• _WORK TO DO_: Quote all of the data below exactly, please.
════
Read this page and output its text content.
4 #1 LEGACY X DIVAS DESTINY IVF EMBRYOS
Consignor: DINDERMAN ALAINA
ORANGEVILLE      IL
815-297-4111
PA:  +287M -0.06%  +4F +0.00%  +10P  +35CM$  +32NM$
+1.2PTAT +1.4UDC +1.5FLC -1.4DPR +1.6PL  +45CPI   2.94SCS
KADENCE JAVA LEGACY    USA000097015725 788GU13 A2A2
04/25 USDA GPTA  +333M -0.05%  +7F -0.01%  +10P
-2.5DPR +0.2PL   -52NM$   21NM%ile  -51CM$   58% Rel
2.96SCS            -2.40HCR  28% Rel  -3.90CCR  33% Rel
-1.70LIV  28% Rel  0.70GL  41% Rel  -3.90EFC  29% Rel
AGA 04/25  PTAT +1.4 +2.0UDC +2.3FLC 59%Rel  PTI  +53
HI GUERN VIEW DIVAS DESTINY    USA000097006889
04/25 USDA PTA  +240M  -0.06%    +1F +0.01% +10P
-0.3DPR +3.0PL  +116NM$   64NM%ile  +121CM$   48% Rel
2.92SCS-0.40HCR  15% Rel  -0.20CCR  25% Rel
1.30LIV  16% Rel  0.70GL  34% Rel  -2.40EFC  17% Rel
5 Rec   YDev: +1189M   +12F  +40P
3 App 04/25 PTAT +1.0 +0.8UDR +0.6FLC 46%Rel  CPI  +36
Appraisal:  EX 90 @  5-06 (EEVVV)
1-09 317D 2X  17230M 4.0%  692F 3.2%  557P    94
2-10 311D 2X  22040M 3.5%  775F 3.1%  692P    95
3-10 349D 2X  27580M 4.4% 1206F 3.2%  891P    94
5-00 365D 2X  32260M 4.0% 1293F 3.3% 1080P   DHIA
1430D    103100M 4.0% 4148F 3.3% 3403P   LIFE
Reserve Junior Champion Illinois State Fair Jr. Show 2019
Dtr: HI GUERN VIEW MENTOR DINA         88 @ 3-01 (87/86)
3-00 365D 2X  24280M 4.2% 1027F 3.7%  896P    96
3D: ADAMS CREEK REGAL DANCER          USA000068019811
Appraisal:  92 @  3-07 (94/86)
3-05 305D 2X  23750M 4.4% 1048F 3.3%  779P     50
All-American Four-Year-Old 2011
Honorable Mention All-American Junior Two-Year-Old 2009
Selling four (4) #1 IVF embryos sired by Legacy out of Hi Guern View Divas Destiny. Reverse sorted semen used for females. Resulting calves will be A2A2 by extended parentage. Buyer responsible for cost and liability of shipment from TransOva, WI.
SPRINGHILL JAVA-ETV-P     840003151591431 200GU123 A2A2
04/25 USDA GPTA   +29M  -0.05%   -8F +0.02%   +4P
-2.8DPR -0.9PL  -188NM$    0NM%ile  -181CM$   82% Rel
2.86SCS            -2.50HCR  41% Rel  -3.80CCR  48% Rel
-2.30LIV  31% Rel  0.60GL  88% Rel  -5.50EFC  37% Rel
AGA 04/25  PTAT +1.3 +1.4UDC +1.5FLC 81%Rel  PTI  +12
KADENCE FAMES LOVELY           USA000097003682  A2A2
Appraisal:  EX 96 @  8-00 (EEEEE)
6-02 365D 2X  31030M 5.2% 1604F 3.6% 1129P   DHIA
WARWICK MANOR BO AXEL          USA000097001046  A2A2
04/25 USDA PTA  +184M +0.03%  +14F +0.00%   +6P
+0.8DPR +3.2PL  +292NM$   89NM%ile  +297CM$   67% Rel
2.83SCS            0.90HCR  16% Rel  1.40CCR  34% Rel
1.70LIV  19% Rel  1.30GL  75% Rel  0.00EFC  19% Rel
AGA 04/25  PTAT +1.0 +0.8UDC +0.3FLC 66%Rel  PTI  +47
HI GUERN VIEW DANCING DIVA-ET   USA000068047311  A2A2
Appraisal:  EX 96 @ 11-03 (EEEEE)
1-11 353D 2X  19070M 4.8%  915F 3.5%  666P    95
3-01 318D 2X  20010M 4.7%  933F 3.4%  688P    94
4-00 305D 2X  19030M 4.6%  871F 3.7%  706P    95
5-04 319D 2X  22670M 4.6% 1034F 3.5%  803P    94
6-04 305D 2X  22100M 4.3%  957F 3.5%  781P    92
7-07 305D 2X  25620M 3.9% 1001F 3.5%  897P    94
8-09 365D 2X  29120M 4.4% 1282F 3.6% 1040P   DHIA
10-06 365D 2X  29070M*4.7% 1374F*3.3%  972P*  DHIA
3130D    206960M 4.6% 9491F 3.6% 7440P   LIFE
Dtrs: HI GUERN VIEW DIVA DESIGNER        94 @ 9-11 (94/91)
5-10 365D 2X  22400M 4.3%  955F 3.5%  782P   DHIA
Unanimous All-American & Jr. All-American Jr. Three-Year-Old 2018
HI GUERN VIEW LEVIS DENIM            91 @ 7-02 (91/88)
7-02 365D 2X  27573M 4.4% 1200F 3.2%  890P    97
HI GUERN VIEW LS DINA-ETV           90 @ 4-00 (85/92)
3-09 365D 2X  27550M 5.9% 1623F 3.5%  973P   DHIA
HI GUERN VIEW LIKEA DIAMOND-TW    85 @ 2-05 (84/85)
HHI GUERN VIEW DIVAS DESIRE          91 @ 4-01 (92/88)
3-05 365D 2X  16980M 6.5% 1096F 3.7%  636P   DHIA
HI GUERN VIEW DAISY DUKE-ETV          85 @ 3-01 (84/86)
════
• _EXERCISE RESULT_:
Read this page and output its text content.
4 #1 LEGACY X DIVAS DESTINY IVF EMBRYOS
Consignor: DINDERMAN ALAINA
ORANGEVILLE      IL
815-297-4111
PA:  +287M -0.06%  +4F +0.00%  +10P  +35CM$  +32NM$
+1.2PTAT +1.4UDC +1.5FLC -1.4DPR +1.6PL  +45CPI   2.94SCS
KADENCE JAVA LEGACY    USA000097015725 788GU13 A2A2
04/25 USDA GPTA  +333M -0.05%  +7F -0.01%  +10P
-2.5DPR +0.2PL   -52NM$   21NM%ile  -51CM$   58% Rel
2.96SCS            -2.40HCR  28% Rel  -3.90CCR  33% Rel
-1.70LIV  28% Rel  0.70GL  41% Rel  -3.90EFC  29% Rel
AGA 04/25  PTAT +1.4 +2.0UDC +2.3FLC 59%Rel  PTI  +53
HI GUERN VIEW DIVAS DESTINY    USA000097006889
04/25 USDA PTA  +240M  -0.06%    +1F +0.01% +10P
-0.3DPR +3.0PL  +116NM$   64NM%ile  +121CM$   48% Rel
2.92SCS-0.40HCR  15% Rel  -0.20CCR  25% Rel
1.30LIV  16% Rel  0.70GL  34% Rel  -2.40EFC  17% Rel
5 Rec   YDev: +1189M   +12F  +40P
3 App 04/25 PTAT +1.0 +0.8UDR +0.6FLC 46%Rel  CPI  +36
Appraisal:  EX 90 @  5-06 (EEVVV)
1-09 317D 2X  17230M 4.0%  692F 3.2%  557P    94
2-10 311D 2X  22040M 3.5%  775F 3.1%  692P    95
3-10 349D 2X  27580M 4.4% 1206F 3.2%  891P    94
5-00 365D 2X  32260M 4.0% 1293F 3.3% 1080P   DHIA
1430D    103100M 4.0% 4148F 3.3% 3403P   LIFE
Reserve Junior Champion Illinois State Fair Jr. Show 2019
Dtr: HI GUERN VIEW MENTOR DINA         88 @ 3-01 (87/86)
3-00 365D 2X  24280M 4.2% 1027F 3.7%  896P    96
3D: ADAMS CREEK REGAL DANCER          USA000068019811
Appraisal:  92 @  3-07 (94/86)
3-05 305D 2X  23750M 4.4% 1048F 3.3%  779P     50
All-American Four-Year-Old 2011
Honorable Mention All-American Junior Two-Year-Old 2009
Selling four (4) #1 IVF embryos sired by Legacy out of Hi Guern View Divas Destiny. Reverse sorted semen used for females. Resulting calves will be A2A2 by extended parentage. Buyer responsible for cost and liability of shipment from TransOva, WI.
SPRINGHILL JAVA-ETV-P     840003151591431 200GU123 A2A2
04/25 USDA GPTA   +29M  -0.05%   -8F +0.02%   +4P
-2.8DPR -0.9PL  -188NM$    0NM%ile  -181CM$   82% Rel
2.86SCS            -2.50HCR  41% Rel  -3.80CCR  48% Rel
-2.30LIV  31% Rel  0.60GL  88% Rel  -5.50EFC  37% Rel
AGA 04/25  PTAT +1.3 +1.4UDC +1.5FLC 81%Rel  PTI  +12
KADENCE FAMES LOVELY           USA000097003682  A2A2
Appraisal:  EX 96 @  8-00 (EEEEE)
6-02 365D 2X  31030M 5.2% 1604F 3.6% 1129P   DHIA
WARWICK MANOR BO AXEL          USA000097001046  A2A2
04/25 USDA PTA  +184M +0.03%  +14F +0.00%   +6P
+0.8DPR +3.2PL  +292NM$   89NM%ile  +297CM$   67% Rel
2.83SCS            0.90HCR  16% Rel  1.40CCR  34% Rel
1.70LIV  19% Rel  1.30GL  75% Rel  0.00EFC  19% Rel
AGA 04/25  PTAT +1.0 +0.8UDC +0.3FLC 66%Rel  PTI  +47
HI GUERN VIEW DANCING DIVA-ET   USA000068047311  A2A2
Appraisal:  EX 96 @ 11-03 (EEEEE)
1-11 353D 2X  19070M 4.8%  915F 3.5%  666P    95
3-01 318D 2X  20010M 4.7%  933F 3.4%  688P    94
4-00 305D 2X  19030M 4.6%  871F 3.7%  706P    95
5-04 319D 2X  22670M 4.6% 1034F 3.5%  803P    94
6-04 305D 2X  22100M 4.3%  957F 3.5%  781P    92
7-07 305D 2X  25620M 3.9% 1001F 3.5%  897P    94
8-09 365D 2X  29120M 4.4% 1282F 3.6% 1040P   DHIA
10-06 365D 2X  29070M*4.7% 1374F*3.3%  972P*  DHIA
3130D    206960M 4.6% 9491F 3.6% 7440P   LIFE
Dtrs: HI GUERN VIEW DIVA DESIGNER        94 @ 9-11 (94/91)
5-10 365D 2X  22400M 4.3%  955F 3.5%  782P   DHIA
Unanimous All-American & Jr. All-American Jr. Three-Year-Old 2018
HI GUERN VIEW LEVIS DENIM            91 @ 7-02 (91/88)
7-02 365D 2X  27573M 4.4% 1200F 3.2%  890P    97
HI GUERN VIEW LS DINA-ETV           90 @ 4-00 (85/92)
3-09 365D 2X  27550M 5.9% 1623F 3.5%  973P   DHIA
HI GUERN VIEW LIKEA DIAMOND-TW    85 @ 2-05 (84/85)
HHI GUERN VIEW DIVAS DESIRE          91 @ 4-01 (92/88)
3-05 365D 2X  16980M 6.5% 1096F 3.7%  636P   DHIA
HI GUERN VIEW DAISY DUKE-ETV          85 @ 3-01 (84/86)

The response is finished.